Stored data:
#####
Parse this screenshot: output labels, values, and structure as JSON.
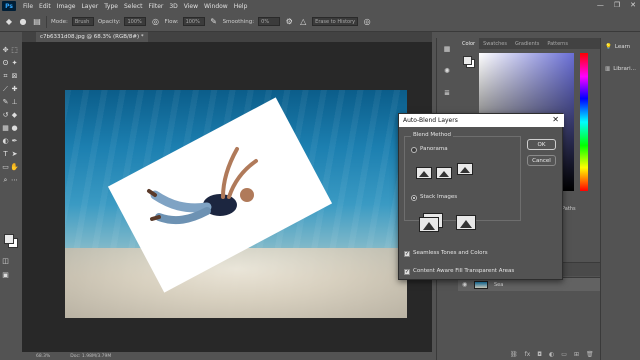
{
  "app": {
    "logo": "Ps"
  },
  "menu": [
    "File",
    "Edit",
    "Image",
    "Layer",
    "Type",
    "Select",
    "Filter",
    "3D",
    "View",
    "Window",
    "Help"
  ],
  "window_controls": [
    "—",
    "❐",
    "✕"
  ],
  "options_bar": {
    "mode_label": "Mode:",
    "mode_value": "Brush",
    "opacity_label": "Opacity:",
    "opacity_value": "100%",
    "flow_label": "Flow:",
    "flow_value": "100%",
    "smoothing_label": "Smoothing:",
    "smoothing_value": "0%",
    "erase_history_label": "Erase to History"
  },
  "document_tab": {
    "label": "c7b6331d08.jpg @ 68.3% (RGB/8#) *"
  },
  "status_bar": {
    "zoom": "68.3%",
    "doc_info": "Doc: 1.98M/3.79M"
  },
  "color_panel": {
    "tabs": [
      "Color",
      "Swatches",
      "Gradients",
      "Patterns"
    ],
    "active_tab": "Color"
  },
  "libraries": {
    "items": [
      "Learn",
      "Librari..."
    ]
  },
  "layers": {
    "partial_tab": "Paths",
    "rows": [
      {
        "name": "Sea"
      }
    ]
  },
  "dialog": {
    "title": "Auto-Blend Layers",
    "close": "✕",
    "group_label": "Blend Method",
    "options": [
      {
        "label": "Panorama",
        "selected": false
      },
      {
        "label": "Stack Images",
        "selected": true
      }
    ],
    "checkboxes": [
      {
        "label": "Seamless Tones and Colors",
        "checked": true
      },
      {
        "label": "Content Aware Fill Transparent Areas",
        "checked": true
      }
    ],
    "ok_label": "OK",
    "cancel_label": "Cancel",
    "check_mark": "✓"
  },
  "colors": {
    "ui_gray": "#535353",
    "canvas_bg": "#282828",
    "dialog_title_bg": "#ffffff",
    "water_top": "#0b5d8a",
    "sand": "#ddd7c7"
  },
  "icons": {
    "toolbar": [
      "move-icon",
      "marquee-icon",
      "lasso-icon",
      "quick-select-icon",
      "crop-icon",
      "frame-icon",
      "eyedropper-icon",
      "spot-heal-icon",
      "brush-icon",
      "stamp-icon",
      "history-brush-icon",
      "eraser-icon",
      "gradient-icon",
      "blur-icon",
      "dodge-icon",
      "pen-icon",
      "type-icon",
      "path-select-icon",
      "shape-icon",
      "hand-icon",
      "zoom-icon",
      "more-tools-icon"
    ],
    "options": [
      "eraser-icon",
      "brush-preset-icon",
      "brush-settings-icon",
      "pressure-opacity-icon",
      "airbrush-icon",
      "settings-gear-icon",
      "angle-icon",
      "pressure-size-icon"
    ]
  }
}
#####
• _Written request_:
From the records given above, reproduce all text exactly and exclude each picture.

• _Reply_:
Parse this screenshot: output labels, values, and structure as JSON.
{
  "app": {
    "logo": "Ps"
  },
  "menu": [
    "File",
    "Edit",
    "Image",
    "Layer",
    "Type",
    "Select",
    "Filter",
    "3D",
    "View",
    "Window",
    "Help"
  ],
  "window_controls": [
    "—",
    "❐",
    "✕"
  ],
  "options_bar": {
    "mode_label": "Mode:",
    "mode_value": "Brush",
    "opacity_label": "Opacity:",
    "opacity_value": "100%",
    "flow_label": "Flow:",
    "flow_value": "100%",
    "smoothing_label": "Smoothing:",
    "smoothing_value": "0%",
    "erase_history_label": "Erase to History"
  },
  "document_tab": {
    "label": "c7b6331d08.jpg @ 68.3% (RGB/8#) *"
  },
  "status_bar": {
    "zoom": "68.3%",
    "doc_info": "Doc: 1.98M/3.79M"
  },
  "color_panel": {
    "tabs": [
      "Color",
      "Swatches",
      "Gradients",
      "Patterns"
    ],
    "active_tab": "Color"
  },
  "libraries": {
    "items": [
      "Learn",
      "Librari..."
    ]
  },
  "layers": {
    "partial_tab": "Paths",
    "rows": [
      {
        "name": "Sea"
      }
    ]
  },
  "dialog": {
    "title": "Auto-Blend Layers",
    "close": "✕",
    "group_label": "Blend Method",
    "options": [
      {
        "label": "Panorama",
        "selected": false
      },
      {
        "label": "Stack Images",
        "selected": true
      }
    ],
    "checkboxes": [
      {
        "label": "Seamless Tones and Colors",
        "checked": true
      },
      {
        "label": "Content Aware Fill Transparent Areas",
        "checked": true
      }
    ],
    "ok_label": "OK",
    "cancel_label": "Cancel",
    "check_mark": "✓"
  },
  "colors": {
    "ui_gray": "#535353",
    "canvas_bg": "#282828",
    "dialog_title_bg": "#ffffff",
    "water_top": "#0b5d8a",
    "sand": "#ddd7c7"
  },
  "icons": {
    "toolbar": [
      "move-icon",
      "marquee-icon",
      "lasso-icon",
      "quick-select-icon",
      "crop-icon",
      "frame-icon",
      "eyedropper-icon",
      "spot-heal-icon",
      "brush-icon",
      "stamp-icon",
      "history-brush-icon",
      "eraser-icon",
      "gradient-icon",
      "blur-icon",
      "dodge-icon",
      "pen-icon",
      "type-icon",
      "path-select-icon",
      "shape-icon",
      "hand-icon",
      "zoom-icon",
      "more-tools-icon"
    ],
    "options": [
      "eraser-icon",
      "brush-preset-icon",
      "brush-settings-icon",
      "pressure-opacity-icon",
      "airbrush-icon",
      "settings-gear-icon",
      "angle-icon",
      "pressure-size-icon"
    ]
  }
}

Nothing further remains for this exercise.